* [LISTED ENTRIES]
● ● ● ● ●
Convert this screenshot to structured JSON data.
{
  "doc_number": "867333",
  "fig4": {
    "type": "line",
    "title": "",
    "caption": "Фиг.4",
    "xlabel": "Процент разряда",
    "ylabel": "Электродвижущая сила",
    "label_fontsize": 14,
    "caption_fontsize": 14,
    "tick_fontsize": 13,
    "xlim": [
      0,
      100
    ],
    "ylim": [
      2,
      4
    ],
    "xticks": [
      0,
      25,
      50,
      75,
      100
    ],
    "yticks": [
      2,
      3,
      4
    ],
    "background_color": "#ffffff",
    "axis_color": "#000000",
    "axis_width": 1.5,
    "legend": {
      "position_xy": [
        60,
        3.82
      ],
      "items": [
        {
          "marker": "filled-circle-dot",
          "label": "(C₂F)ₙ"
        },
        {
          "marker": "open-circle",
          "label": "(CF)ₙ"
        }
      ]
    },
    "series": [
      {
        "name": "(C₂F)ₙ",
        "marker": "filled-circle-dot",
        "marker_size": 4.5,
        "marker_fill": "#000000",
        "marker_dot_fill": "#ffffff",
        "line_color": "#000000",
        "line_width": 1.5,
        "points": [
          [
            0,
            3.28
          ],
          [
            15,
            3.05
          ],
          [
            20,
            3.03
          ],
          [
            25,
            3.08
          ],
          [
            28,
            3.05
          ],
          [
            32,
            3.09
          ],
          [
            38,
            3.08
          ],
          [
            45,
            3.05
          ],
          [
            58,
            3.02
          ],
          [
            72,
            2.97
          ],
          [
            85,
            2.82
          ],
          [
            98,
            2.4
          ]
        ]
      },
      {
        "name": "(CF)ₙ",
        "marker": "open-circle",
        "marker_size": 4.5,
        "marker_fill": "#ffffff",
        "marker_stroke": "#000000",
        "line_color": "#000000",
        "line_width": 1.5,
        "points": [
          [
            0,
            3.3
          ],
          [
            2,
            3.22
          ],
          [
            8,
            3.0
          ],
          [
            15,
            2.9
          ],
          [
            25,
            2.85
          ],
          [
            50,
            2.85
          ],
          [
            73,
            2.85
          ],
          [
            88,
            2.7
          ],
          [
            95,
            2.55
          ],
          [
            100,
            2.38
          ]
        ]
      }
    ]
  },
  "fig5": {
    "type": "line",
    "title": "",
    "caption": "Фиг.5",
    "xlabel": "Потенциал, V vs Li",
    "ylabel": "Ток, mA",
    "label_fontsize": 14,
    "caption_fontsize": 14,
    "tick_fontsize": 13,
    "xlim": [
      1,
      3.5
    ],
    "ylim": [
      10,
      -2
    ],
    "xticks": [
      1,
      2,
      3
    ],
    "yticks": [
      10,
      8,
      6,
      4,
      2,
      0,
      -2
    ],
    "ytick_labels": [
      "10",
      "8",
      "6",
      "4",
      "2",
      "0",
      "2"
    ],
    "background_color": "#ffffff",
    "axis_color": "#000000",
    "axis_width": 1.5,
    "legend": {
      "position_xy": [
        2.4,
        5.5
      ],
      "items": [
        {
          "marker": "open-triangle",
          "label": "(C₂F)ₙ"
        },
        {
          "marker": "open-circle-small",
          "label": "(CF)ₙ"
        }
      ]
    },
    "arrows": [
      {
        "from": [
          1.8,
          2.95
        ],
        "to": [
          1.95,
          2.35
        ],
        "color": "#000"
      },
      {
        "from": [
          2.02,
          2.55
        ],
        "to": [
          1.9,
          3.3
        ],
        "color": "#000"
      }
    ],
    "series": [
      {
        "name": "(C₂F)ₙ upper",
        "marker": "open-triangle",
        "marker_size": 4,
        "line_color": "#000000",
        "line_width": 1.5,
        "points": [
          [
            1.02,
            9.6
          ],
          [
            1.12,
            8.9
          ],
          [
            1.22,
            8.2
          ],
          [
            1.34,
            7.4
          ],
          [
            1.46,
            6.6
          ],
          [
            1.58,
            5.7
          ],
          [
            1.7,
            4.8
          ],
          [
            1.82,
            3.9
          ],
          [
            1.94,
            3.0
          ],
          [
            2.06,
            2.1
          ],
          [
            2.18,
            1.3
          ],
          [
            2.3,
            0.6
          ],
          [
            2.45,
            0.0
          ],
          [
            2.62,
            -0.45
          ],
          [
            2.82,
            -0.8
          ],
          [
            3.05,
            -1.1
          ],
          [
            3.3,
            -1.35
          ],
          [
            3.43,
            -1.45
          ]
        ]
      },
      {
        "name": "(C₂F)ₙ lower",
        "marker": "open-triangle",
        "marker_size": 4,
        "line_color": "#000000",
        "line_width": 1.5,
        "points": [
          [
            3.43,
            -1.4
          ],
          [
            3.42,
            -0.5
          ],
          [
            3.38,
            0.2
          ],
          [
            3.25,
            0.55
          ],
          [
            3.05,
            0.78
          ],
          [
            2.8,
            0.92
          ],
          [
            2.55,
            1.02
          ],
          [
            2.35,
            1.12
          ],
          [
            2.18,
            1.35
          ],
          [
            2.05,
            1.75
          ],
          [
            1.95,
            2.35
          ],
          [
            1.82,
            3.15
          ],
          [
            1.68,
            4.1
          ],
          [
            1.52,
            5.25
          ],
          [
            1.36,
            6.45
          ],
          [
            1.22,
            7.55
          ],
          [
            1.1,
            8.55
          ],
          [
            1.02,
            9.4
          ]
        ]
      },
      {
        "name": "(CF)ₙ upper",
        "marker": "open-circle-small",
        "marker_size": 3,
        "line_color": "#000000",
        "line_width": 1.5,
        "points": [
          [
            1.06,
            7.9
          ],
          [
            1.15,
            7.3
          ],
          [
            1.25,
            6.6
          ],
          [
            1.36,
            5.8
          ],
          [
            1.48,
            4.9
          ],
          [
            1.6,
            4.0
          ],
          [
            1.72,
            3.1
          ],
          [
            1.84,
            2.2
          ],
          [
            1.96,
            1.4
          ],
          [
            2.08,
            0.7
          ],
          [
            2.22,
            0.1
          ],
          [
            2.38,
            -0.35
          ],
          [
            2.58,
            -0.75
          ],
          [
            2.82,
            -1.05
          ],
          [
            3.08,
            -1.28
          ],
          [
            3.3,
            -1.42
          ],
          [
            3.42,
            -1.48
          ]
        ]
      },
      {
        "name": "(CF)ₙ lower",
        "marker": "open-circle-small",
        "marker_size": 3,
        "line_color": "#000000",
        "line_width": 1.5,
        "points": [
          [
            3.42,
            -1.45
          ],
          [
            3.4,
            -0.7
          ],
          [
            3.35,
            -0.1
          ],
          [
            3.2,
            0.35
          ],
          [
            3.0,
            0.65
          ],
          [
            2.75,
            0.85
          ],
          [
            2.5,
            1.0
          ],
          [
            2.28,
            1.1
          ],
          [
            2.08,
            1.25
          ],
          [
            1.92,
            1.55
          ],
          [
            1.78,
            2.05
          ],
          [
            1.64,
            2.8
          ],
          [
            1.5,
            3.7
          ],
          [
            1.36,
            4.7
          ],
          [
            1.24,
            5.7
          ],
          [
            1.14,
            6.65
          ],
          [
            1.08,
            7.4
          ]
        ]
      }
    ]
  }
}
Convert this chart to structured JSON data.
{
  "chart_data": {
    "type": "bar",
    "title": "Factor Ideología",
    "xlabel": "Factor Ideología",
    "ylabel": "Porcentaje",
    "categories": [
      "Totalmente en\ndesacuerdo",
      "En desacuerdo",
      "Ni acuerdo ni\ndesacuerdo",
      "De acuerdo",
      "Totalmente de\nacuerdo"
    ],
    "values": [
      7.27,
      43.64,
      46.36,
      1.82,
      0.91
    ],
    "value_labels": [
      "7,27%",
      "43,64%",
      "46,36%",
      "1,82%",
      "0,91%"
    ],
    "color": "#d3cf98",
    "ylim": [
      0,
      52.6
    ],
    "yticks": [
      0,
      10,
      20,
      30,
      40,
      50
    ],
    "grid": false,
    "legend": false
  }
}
● ● ● ● ●
* [TASK PROMPT]
Pull every line containing "Convert" out of the data above.

* [TASK RESPONSE]
Convert this screenshot to structured JSON data.
Convert this chart to structured JSON data.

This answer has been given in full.